| PROBLEM TO WORK ON |
Extract, from the records beneath this instruction, each line that contains the word "الله".

| DATASET CONTENT |
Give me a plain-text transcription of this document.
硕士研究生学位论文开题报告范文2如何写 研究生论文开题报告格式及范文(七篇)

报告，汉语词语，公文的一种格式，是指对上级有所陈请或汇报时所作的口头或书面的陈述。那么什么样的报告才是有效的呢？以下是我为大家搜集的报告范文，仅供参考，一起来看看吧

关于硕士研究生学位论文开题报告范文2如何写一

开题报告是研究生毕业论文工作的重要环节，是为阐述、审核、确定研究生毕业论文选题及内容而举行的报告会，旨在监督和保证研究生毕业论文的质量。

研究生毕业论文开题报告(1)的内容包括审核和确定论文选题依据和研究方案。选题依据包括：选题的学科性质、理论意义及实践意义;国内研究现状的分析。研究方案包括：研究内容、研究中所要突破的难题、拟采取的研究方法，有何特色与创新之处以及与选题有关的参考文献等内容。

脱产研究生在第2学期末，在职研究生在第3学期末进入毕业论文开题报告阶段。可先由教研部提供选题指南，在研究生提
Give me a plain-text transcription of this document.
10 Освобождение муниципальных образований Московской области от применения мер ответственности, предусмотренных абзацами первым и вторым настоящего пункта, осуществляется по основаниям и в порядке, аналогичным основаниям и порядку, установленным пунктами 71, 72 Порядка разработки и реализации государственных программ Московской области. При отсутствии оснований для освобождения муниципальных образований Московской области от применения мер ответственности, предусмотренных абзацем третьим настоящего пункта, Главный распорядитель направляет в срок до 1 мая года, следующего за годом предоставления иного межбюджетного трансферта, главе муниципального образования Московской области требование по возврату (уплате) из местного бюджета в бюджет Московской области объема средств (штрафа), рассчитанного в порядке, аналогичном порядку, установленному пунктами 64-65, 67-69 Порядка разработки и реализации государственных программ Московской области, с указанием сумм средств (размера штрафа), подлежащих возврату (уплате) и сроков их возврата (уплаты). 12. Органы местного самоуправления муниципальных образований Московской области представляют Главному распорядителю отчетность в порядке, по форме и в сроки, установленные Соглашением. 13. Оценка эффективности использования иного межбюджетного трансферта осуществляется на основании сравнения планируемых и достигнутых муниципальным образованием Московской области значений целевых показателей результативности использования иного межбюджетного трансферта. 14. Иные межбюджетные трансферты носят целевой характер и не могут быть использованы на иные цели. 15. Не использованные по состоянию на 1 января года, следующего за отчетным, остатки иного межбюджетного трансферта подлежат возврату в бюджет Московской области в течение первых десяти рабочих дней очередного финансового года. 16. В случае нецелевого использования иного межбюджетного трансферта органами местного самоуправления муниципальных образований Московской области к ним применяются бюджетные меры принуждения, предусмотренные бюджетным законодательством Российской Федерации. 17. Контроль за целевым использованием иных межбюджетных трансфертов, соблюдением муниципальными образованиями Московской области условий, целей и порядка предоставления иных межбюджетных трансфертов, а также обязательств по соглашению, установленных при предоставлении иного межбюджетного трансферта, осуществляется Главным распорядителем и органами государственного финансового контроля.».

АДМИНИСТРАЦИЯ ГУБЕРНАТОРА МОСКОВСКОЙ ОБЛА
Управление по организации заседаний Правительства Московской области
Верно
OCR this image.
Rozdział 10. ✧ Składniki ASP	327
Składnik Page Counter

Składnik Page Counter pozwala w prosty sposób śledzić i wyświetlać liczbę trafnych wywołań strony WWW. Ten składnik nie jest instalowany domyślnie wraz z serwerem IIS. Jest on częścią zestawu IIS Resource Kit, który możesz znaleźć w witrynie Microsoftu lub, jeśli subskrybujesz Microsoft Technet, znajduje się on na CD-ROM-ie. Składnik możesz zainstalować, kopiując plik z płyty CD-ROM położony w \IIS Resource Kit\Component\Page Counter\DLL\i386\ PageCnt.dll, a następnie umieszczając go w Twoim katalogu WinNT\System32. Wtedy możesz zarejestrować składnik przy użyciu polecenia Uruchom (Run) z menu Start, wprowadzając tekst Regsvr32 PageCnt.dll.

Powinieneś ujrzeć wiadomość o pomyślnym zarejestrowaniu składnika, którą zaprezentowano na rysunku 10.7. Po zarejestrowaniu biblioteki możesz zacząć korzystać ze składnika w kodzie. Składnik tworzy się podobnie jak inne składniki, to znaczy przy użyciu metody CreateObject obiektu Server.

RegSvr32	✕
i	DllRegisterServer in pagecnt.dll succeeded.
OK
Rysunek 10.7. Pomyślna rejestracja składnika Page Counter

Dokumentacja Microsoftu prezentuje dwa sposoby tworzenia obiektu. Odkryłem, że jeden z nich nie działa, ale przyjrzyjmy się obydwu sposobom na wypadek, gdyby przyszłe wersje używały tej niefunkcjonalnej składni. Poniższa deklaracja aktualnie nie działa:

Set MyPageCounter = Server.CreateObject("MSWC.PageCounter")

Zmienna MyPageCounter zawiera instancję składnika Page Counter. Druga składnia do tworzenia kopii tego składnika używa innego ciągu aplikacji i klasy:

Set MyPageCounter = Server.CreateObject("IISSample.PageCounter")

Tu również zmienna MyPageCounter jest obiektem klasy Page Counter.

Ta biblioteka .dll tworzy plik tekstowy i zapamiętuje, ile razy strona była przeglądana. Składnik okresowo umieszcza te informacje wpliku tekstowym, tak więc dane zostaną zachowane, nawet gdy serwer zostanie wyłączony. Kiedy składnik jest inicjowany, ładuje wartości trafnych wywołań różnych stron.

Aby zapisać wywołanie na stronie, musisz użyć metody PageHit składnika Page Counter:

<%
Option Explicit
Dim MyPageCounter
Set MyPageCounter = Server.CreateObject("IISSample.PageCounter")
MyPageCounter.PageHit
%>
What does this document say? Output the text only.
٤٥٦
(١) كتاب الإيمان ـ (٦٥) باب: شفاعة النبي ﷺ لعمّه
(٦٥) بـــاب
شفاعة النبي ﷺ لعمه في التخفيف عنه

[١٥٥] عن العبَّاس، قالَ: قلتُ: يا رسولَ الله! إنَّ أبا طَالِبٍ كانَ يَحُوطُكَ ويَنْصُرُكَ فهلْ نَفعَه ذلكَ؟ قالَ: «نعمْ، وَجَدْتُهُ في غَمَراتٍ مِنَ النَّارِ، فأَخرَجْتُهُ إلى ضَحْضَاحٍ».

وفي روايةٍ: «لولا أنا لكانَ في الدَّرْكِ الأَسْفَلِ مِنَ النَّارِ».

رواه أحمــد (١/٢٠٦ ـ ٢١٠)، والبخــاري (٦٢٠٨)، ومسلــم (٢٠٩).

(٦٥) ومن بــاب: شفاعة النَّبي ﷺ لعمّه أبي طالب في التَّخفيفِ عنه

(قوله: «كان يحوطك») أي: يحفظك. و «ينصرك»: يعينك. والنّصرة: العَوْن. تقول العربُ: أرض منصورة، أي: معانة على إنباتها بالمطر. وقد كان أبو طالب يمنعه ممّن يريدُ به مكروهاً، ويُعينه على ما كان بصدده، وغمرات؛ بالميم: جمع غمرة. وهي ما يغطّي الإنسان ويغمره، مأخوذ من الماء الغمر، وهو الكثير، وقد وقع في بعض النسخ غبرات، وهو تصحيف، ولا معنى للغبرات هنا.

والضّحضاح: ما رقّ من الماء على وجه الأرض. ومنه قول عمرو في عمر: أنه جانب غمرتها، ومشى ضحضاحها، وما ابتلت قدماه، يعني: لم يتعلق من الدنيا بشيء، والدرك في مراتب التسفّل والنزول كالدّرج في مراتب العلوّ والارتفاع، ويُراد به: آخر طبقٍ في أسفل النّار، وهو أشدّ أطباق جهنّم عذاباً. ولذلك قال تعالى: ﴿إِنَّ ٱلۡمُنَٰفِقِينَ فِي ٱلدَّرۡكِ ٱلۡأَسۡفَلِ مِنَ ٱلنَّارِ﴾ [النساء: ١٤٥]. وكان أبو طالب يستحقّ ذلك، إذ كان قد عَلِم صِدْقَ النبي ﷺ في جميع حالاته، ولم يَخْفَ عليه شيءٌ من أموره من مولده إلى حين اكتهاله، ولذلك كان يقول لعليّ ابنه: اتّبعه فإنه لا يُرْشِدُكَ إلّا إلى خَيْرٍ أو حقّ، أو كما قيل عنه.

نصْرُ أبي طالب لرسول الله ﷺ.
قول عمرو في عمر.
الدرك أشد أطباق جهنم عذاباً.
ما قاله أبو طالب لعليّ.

| TASK RESULT |
[١٥٥] عن العبَّاس، قالَ: قلتُ: يا رسولَ الله! إنَّ أبا طَالِبٍ كانَ يَحُوطُكَ ويَنْصُرُكَ فهلْ نَفعَه ذلكَ؟ قالَ: «نعمْ، وَجَدْتُهُ في غَمَراتٍ مِنَ النَّارِ، فأَخرَجْتُهُ إلى ضَحْضَاحٍ».
نصْرُ أبي طالب لرسول الله ﷺ.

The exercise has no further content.